Records from a data source:

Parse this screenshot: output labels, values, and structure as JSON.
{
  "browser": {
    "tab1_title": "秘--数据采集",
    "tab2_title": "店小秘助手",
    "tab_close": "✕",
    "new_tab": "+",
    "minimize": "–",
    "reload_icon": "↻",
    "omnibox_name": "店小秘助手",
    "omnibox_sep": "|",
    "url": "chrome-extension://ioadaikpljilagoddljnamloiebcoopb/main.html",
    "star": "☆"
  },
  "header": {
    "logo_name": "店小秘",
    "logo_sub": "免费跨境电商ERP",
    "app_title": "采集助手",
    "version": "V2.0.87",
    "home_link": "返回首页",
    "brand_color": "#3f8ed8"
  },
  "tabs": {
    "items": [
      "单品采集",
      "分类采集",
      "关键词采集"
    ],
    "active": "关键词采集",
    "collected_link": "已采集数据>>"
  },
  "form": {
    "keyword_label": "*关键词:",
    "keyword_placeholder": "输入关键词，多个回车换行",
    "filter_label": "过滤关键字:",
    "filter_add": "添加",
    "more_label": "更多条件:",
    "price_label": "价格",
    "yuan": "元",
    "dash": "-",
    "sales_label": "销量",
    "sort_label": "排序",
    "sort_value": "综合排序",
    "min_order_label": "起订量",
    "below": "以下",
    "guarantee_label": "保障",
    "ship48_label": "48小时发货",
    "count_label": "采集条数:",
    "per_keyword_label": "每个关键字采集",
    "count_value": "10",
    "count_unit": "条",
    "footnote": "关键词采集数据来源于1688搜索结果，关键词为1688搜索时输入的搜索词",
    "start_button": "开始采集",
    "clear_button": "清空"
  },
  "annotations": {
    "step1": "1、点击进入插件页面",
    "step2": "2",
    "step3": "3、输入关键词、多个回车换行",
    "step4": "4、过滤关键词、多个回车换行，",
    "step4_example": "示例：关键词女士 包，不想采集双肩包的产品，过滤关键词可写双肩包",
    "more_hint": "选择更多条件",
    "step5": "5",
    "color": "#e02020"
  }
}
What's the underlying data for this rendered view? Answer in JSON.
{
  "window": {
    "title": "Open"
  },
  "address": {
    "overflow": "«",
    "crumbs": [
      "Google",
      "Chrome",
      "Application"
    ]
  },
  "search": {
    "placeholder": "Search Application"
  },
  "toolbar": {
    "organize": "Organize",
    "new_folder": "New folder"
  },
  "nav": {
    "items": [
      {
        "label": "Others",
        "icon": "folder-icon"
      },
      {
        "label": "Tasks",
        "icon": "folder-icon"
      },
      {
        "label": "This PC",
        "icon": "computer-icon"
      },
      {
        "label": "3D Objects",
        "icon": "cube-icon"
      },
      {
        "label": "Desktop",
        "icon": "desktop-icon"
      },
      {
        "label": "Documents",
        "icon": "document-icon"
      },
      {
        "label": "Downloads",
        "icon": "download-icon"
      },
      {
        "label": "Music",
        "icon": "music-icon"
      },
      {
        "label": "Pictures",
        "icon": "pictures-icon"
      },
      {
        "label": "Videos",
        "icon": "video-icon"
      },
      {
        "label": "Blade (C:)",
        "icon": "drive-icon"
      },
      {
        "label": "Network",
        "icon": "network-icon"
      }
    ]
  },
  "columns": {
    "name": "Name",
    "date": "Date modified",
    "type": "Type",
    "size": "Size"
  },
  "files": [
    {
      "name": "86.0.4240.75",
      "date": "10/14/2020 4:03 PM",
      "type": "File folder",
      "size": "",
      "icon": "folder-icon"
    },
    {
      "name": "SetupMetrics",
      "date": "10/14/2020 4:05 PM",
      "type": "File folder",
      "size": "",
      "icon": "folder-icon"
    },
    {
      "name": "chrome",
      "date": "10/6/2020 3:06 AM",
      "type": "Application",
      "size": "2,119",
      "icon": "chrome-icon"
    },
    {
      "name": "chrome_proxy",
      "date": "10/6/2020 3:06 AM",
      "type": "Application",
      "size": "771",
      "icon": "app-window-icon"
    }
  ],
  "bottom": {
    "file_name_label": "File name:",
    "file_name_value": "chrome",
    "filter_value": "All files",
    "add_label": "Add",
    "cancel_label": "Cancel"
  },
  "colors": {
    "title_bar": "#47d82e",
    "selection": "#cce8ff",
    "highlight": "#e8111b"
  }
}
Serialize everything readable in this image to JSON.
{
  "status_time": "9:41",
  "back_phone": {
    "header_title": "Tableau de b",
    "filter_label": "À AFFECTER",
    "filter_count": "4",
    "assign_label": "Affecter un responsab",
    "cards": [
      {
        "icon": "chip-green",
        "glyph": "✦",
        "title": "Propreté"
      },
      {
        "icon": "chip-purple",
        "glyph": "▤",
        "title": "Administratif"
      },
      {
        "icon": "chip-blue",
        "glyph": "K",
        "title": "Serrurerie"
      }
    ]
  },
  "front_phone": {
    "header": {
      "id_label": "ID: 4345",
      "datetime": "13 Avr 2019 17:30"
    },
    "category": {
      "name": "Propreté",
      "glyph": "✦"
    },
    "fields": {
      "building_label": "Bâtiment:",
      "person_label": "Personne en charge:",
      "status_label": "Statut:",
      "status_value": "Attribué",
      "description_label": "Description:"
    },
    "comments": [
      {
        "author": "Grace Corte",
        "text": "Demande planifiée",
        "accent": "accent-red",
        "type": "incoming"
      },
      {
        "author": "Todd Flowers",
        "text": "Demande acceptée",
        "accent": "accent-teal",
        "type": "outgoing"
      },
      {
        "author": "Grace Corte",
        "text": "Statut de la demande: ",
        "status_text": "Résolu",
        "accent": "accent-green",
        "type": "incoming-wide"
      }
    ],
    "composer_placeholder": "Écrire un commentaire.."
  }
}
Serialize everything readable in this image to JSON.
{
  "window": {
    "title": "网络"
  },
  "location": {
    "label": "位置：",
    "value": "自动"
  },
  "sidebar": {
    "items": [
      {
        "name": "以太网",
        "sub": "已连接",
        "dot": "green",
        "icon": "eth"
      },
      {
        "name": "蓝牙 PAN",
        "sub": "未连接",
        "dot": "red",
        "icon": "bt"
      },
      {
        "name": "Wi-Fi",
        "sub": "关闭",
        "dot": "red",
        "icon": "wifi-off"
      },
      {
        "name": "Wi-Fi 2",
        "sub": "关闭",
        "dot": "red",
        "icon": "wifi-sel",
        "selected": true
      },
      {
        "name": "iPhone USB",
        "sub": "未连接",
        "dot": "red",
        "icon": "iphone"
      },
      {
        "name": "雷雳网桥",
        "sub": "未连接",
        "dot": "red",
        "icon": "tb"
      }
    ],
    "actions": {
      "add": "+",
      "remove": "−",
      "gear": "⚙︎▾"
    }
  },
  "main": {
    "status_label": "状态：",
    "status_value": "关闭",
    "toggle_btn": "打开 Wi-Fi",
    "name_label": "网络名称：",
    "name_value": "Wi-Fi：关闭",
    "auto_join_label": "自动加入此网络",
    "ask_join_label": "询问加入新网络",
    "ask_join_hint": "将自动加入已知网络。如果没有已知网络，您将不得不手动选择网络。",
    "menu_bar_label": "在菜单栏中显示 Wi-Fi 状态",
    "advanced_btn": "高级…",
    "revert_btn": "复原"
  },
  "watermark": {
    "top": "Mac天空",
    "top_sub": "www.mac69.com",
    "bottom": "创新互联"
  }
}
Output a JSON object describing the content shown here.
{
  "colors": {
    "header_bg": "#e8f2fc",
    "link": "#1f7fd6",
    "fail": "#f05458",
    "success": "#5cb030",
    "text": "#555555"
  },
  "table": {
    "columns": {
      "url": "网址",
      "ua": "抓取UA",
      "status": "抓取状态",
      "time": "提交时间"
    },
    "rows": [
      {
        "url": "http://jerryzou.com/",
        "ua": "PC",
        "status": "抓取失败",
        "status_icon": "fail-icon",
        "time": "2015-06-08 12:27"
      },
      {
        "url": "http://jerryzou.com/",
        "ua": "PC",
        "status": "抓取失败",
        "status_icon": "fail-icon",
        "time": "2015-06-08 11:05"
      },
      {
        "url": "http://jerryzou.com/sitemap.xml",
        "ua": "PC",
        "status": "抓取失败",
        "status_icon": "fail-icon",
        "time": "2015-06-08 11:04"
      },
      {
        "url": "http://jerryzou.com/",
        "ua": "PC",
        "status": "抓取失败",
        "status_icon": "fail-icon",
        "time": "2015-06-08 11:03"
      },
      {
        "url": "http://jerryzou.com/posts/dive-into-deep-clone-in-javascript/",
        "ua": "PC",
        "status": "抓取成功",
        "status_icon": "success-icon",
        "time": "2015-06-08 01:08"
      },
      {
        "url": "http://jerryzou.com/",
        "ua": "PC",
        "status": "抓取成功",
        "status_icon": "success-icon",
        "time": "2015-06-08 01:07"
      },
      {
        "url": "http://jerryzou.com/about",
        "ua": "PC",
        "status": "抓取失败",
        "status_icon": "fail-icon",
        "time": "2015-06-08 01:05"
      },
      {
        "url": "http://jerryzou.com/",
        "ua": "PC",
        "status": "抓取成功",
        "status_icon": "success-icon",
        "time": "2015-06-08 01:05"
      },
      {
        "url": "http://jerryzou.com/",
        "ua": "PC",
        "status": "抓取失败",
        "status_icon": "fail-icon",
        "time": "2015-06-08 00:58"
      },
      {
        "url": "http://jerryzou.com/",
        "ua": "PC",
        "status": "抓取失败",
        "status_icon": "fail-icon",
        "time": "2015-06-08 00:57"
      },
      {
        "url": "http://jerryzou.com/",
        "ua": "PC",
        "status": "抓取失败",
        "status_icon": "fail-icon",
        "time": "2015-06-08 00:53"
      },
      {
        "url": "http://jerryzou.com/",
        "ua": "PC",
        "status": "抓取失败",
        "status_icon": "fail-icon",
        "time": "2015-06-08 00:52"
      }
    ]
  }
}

> **Exercise**: Show, from the material above, each line that includes the string "green".

> **Output for this task**:
        "icon": "chip-green",
        "accent": "accent-green",
        "dot": "green",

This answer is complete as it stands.